# [Goal]
Quote every line of the material beneath this one.

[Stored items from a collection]
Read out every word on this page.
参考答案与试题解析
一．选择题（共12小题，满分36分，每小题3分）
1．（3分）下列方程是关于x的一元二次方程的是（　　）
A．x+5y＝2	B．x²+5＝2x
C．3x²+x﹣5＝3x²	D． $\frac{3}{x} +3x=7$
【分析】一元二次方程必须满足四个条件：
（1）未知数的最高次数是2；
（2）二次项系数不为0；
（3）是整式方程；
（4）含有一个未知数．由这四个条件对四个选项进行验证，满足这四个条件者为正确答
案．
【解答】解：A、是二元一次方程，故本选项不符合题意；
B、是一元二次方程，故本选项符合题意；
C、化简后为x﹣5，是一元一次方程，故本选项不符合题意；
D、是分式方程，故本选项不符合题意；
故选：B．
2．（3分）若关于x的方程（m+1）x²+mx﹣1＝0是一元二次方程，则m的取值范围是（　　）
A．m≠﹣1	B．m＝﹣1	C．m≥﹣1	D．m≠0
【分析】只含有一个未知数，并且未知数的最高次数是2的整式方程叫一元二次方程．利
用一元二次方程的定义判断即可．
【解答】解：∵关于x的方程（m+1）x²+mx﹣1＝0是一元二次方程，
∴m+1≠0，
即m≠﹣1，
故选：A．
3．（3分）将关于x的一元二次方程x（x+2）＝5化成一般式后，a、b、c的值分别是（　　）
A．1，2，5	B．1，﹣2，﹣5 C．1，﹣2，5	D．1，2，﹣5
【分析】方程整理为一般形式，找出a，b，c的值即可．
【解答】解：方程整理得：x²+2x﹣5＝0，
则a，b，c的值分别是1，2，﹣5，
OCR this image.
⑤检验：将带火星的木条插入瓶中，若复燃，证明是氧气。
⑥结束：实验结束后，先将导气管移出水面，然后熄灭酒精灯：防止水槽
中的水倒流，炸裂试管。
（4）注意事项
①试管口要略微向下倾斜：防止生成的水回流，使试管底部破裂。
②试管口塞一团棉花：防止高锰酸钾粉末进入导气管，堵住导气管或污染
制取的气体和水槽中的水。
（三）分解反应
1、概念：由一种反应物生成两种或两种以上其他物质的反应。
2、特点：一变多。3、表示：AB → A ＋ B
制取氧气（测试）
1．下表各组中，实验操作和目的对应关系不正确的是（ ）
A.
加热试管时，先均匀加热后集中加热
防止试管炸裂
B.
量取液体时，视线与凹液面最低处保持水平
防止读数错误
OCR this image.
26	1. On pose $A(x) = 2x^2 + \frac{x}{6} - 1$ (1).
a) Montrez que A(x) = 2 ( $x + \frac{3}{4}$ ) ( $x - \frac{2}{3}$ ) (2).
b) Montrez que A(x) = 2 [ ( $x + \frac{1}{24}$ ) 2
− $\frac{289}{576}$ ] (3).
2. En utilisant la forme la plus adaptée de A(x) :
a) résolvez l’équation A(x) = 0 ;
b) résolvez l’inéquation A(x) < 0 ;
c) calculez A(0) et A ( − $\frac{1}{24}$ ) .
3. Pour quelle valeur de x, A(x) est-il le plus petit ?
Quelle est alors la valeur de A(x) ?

# [Full solution]
Read out every word on this page.
参考答案与试题解析
一．选择题（共12小题，满分36分，每小题3分）
1．（3分）下列方程是关于x的一元二次方程的是（　　）
A．x+5y＝2	B．x²+5＝2x
C．3x²+x﹣5＝3x²	D． $\frac{3}{x} +3x=7$
【分析】一元二次方程必须满足四个条件：
（1）未知数的最高次数是2；
（2）二次项系数不为0；
（3）是整式方程；
（4）含有一个未知数．由这四个条件对四个选项进行验证，满足这四个条件者为正确答
案．
【解答】解：A、是二元一次方程，故本选项不符合题意；
B、是一元二次方程，故本选项符合题意；
C、化简后为x﹣5，是一元一次方程，故本选项不符合题意；
D、是分式方程，故本选项不符合题意；
故选：B．
2．（3分）若关于x的方程（m+1）x²+mx﹣1＝0是一元二次方程，则m的取值范围是（　　）
A．m≠﹣1	B．m＝﹣1	C．m≥﹣1	D．m≠0
【分析】只含有一个未知数，并且未知数的最高次数是2的整式方程叫一元二次方程．利
用一元二次方程的定义判断即可．
【解答】解：∵关于x的方程（m+1）x²+mx﹣1＝0是一元二次方程，
∴m+1≠0，
即m≠﹣1，
故选：A．
3．（3分）将关于x的一元二次方程x（x+2）＝5化成一般式后，a、b、c的值分别是（　　）
A．1，2，5	B．1，﹣2，﹣5 C．1，﹣2，5	D．1，2，﹣5
【分析】方程整理为一般形式，找出a，b，c的值即可．
【解答】解：方程整理得：x²+2x﹣5＝0，
则a，b，c的值分别是1，2，﹣5，
OCR this image.
⑤检验：将带火星的木条插入瓶中，若复燃，证明是氧气。
⑥结束：实验结束后，先将导气管移出水面，然后熄灭酒精灯：防止水槽
中的水倒流，炸裂试管。
（4）注意事项
①试管口要略微向下倾斜：防止生成的水回流，使试管底部破裂。
②试管口塞一团棉花：防止高锰酸钾粉末进入导气管，堵住导气管或污染
制取的气体和水槽中的水。
（三）分解反应
1、概念：由一种反应物生成两种或两种以上其他物质的反应。
2、特点：一变多。3、表示：AB → A ＋ B
制取氧气（测试）
1．下表各组中，实验操作和目的对应关系不正确的是（ ）
A.
加热试管时，先均匀加热后集中加热
防止试管炸裂
B.
量取液体时，视线与凹液面最低处保持水平
防止读数错误
OCR this image.
26	1. On pose $A(x) = 2x^2 + \frac{x}{6} - 1$ (1).
a) Montrez que A(x) = 2 ( $x + \frac{3}{4}$ ) ( $x - \frac{2}{3}$ ) (2).
b) Montrez que A(x) = 2 [ ( $x + \frac{1}{24}$ ) 2
− $\frac{289}{576}$ ] (3).
2. En utilisant la forme la plus adaptée de A(x) :
a) résolvez l’équation A(x) = 0 ;
b) résolvez l’inéquation A(x) < 0 ;
c) calculez A(0) et A ( − $\frac{1}{24}$ ) .
3. Pour quelle valeur de x, A(x) est-il le plus petit ?
Quelle est alors la valeur de A(x) ?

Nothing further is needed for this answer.